PROBLEMS AND TASKS:
A) Name each cURL option that the test script in the PHP bug report below sets.
B) In the PHP bug report below, write out everything from "I've tested this" down to "from that point.".

━━ TEXT

I've tested this on PHP 7.0.4 as noted, but not any other versions. This option appears to have been committed in 2009 (https://bugs.php.net/bug.php?id=49253); it may be interesting to test in PHP versions from that point.

I'm reporting this as a bug and not a security issue as I do not consider it remotely exploitable and most (all?) developers would have noticed the anomaly in the development process.

Considering the above, however, I'm not sure if fixing this would break poorly written workarounds :( especially if this is a long-term bug and not a recent regression.

Test script:
---------------
<?php

$ch = curl_init();

curl_setopt_array($ch, [
	CURLOPT_CERTINFO => true,
	CURLOPT_URL => "https://example.com/",
	CURLOPT_RETURNTRANSFER => true
]);

curl_exec($ch);

print_r(curl_getinfo($ch));

?>


Actual result:
--------------
Irrelevant data removed; a small amount of context left in for comparison.

Output of certinfo.c:

...
Subject:C = US, ST = California, L = Los Angeles, O = Internet Corporation for Assigned Names and Numbers, OU = Technology, CN = www.example.org
Issuer:C = US, O = DigiCert Inc, OU = www.digicert.com, CN = DigiCert SHA2 High Assurance Server CA
Version:2
Serial Number:0e64c5fbc236ade14b172aeb41c78cb0
Signature Algorithm:sha256WithRSAEncryption
Public Key Algorithm:rsaEncryption
...
Subject:C = US, O = DigiCert Inc, OU = www.digicert.com, CN = DigiCert SHA2 High Assurance Server CA
Issuer:C = US, O = DigiCert Inc, OU = www.digicert.com, CN = DigiCert High Assurance EV Root CA
Version:2
Serial Number:04e1e7a4dc5cf2f36dc02b42b85d159f
Signature Algorithm:sha256WithRSAEncryption
Public Key Algorithm:rsaEncryption
...


Output of PHP script:

  [certinfo] => Array
        (
            [0] => Array
                (
                    [Subject] => Array
                        (
                            [C ] =>  US, ST = California, L = Los Angeles, O = Internet Corporation for Assigned Names and Numbers, OU = Technology, CN = www.example.org
                        )

━━━━
━━ ENTRIES SUPPLIED

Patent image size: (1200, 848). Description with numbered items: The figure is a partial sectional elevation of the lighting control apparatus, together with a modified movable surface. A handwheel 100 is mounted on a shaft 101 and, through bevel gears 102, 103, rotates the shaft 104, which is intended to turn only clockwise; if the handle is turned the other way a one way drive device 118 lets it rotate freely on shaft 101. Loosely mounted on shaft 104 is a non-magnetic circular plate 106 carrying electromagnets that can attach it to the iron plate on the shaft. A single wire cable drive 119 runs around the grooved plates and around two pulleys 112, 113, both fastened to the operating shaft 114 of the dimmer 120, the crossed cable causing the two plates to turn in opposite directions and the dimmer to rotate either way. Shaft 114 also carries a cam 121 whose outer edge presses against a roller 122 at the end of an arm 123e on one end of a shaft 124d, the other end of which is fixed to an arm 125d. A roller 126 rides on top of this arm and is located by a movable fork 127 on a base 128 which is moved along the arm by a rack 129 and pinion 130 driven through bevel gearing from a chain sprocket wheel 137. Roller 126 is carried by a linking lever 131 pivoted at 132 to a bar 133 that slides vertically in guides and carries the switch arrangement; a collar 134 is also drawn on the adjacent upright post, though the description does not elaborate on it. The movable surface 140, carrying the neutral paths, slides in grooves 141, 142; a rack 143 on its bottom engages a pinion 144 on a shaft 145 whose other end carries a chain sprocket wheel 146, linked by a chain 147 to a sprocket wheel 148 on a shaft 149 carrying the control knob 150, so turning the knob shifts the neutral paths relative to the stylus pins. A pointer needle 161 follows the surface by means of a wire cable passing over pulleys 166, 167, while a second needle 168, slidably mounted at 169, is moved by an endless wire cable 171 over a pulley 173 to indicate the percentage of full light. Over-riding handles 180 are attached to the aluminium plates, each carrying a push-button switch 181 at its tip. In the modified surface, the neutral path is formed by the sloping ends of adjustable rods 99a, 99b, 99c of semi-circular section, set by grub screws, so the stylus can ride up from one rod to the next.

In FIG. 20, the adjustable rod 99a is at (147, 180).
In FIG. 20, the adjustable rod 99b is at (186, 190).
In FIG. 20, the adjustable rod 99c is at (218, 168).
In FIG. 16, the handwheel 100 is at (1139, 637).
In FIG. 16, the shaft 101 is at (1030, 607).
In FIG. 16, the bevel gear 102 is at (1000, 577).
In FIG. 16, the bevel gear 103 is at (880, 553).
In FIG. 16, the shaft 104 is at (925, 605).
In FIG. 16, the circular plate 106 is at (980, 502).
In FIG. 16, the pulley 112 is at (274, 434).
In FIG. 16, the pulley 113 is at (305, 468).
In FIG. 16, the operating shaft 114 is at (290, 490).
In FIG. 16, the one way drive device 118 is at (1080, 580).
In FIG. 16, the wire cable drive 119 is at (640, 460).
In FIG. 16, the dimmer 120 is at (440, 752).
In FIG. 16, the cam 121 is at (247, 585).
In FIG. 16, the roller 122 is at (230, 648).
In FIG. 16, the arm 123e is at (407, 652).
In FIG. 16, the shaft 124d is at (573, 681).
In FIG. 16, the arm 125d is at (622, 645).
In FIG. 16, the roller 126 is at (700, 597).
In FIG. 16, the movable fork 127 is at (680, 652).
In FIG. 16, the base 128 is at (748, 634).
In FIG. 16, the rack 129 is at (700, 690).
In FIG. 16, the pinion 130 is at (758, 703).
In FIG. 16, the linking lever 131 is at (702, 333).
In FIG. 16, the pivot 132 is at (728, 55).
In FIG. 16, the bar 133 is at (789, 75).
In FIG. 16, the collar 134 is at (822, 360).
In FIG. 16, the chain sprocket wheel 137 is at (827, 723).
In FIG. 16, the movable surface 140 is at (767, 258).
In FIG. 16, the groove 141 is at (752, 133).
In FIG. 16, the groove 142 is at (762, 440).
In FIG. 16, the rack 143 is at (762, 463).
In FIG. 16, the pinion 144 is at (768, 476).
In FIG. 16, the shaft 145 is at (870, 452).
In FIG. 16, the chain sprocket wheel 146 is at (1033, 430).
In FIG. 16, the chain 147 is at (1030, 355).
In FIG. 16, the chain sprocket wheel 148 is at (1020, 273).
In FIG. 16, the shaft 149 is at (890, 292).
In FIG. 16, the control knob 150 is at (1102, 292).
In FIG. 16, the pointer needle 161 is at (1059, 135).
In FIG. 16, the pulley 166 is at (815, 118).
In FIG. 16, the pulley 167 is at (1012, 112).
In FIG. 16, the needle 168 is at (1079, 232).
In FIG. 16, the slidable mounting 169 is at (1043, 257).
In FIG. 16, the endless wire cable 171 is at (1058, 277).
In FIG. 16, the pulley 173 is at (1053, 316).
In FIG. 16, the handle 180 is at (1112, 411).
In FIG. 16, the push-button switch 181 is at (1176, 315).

━━━━

ANSWERS TO EACH TASK:
A)
CURLOPT_CERTINFO
CURLOPT_URL
CURLOPT_RETURNTRANSFER

B)
I've tested this on PHP 7.0.4 as noted, but not any other versions. This option appears to have been committed in 2009 (https://bugs.php.net/bug.php?id=49253); it may be interesting to test in PHP versions from that point.